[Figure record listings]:
------------------------------------------------------------------------

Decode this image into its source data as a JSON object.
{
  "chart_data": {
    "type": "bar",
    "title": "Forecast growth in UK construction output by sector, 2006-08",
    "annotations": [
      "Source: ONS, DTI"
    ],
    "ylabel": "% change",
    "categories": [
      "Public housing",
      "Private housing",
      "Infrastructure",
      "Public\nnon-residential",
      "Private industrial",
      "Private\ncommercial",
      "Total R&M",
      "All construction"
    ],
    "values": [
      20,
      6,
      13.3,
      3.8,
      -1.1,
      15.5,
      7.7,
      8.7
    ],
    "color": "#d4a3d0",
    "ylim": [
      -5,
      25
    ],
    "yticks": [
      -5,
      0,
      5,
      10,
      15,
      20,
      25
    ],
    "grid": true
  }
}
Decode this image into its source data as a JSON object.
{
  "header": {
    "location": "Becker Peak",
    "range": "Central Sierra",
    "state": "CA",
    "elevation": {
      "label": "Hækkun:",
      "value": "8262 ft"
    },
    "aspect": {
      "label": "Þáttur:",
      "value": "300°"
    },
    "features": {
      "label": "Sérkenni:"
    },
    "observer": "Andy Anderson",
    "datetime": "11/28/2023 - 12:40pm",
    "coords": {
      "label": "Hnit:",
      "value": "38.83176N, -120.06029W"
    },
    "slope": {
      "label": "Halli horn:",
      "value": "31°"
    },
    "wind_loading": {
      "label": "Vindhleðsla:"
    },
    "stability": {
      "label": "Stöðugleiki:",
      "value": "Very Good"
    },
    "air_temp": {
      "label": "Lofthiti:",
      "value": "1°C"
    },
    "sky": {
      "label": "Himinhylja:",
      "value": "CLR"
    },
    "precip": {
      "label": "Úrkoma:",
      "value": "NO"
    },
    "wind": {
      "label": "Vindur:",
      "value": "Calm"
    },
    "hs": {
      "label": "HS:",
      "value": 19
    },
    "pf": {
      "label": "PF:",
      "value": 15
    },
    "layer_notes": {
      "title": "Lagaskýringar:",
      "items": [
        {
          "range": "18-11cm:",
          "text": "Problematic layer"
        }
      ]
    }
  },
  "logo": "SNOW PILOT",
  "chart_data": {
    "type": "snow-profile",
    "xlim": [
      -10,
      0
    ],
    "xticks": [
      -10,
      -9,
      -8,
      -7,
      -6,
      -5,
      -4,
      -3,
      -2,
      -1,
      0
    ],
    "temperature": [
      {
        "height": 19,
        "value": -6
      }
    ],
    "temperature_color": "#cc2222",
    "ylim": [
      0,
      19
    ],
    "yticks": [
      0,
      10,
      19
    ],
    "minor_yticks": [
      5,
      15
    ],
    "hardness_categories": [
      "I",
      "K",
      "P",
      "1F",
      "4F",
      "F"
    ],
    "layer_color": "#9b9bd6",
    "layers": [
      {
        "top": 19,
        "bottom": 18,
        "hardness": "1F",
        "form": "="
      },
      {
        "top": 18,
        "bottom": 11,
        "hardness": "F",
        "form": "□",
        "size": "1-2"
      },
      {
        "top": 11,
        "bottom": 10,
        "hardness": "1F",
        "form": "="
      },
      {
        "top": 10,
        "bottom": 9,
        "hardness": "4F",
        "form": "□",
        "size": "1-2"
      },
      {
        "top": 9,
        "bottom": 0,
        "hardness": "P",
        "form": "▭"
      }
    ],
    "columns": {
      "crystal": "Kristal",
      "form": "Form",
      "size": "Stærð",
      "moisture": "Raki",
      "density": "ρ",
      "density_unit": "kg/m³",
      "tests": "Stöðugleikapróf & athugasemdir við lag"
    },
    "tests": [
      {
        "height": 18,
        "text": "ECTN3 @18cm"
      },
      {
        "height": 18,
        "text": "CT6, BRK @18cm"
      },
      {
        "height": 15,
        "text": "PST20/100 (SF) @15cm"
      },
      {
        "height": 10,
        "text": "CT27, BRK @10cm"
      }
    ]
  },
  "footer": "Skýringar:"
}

------------------------------------------------------------------------

[Goal of the exercise]: Quote all of the entries exactly as they appear.

[Finished exercise]:
Decode this image into its source data as a JSON object.
{
  "chart_data": {
    "type": "bar",
    "title": "Forecast growth in UK construction output by sector, 2006-08",
    "annotations": [
      "Source: ONS, DTI"
    ],
    "ylabel": "% change",
    "categories": [
      "Public housing",
      "Private housing",
      "Infrastructure",
      "Public\nnon-residential",
      "Private industrial",
      "Private\ncommercial",
      "Total R&M",
      "All construction"
    ],
    "values": [
      20,
      6,
      13.3,
      3.8,
      -1.1,
      15.5,
      7.7,
      8.7
    ],
    "color": "#d4a3d0",
    "ylim": [
      -5,
      25
    ],
    "yticks": [
      -5,
      0,
      5,
      10,
      15,
      20,
      25
    ],
    "grid": true
  }
}
Decode this image into its source data as a JSON object.
{
  "header": {
    "location": "Becker Peak",
    "range": "Central Sierra",
    "state": "CA",
    "elevation": {
      "label": "Hækkun:",
      "value": "8262 ft"
    },
    "aspect": {
      "label": "Þáttur:",
      "value": "300°"
    },
    "features": {
      "label": "Sérkenni:"
    },
    "observer": "Andy Anderson",
    "datetime": "11/28/2023 - 12:40pm",
    "coords": {
      "label": "Hnit:",
      "value": "38.83176N, -120.06029W"
    },
    "slope": {
      "label": "Halli horn:",
      "value": "31°"
    },
    "wind_loading": {
      "label": "Vindhleðsla:"
    },
    "stability": {
      "label": "Stöðugleiki:",
      "value": "Very Good"
    },
    "air_temp": {
      "label": "Lofthiti:",
      "value": "1°C"
    },
    "sky": {
      "label": "Himinhylja:",
      "value": "CLR"
    },
    "precip": {
      "label": "Úrkoma:",
      "value": "NO"
    },
    "wind": {
      "label": "Vindur:",
      "value": "Calm"
    },
    "hs": {
      "label": "HS:",
      "value": 19
    },
    "pf": {
      "label": "PF:",
      "value": 15
    },
    "layer_notes": {
      "title": "Lagaskýringar:",
      "items": [
        {
          "range": "18-11cm:",
          "text": "Problematic layer"
        }
      ]
    }
  },
  "logo": "SNOW PILOT",
  "chart_data": {
    "type": "snow-profile",
    "xlim": [
      -10,
      0
    ],
    "xticks": [
      -10,
      -9,
      -8,
      -7,
      -6,
      -5,
      -4,
      -3,
      -2,
      -1,
      0
    ],
    "temperature": [
      {
        "height": 19,
        "value": -6
      }
    ],
    "temperature_color": "#cc2222",
    "ylim": [
      0,
      19
    ],
    "yticks": [
      0,
      10,
      19
    ],
    "minor_yticks": [
      5,
      15
    ],
    "hardness_categories": [
      "I",
      "K",
      "P",
      "1F",
      "4F",
      "F"
    ],
    "layer_color": "#9b9bd6",
    "layers": [
      {
        "top": 19,
        "bottom": 18,
        "hardness": "1F",
        "form": "="
      },
      {
        "top": 18,
        "bottom": 11,
        "hardness": "F",
        "form": "□",
        "size": "1-2"
      },
      {
        "top": 11,
        "bottom": 10,
        "hardness": "1F",
        "form": "="
      },
      {
        "top": 10,
        "bottom": 9,
        "hardness": "4F",
        "form": "□",
        "size": "1-2"
      },
      {
        "top": 9,
        "bottom": 0,
        "hardness": "P",
        "form": "▭"
      }
    ],
    "columns": {
      "crystal": "Kristal",
      "form": "Form",
      "size": "Stærð",
      "moisture": "Raki",
      "density": "ρ",
      "density_unit": "kg/m³",
      "tests": "Stöðugleikapróf & athugasemdir við lag"
    },
    "tests": [
      {
        "height": 18,
        "text": "ECTN3 @18cm"
      },
      {
        "height": 18,
        "text": "CT6, BRK @18cm"
      },
      {
        "height": 15,
        "text": "PST20/100 (SF) @15cm"
      },
      {
        "height": 10,
        "text": "CT27, BRK @10cm"
      }
    ]
  },
  "footer": "Skýringar:"
}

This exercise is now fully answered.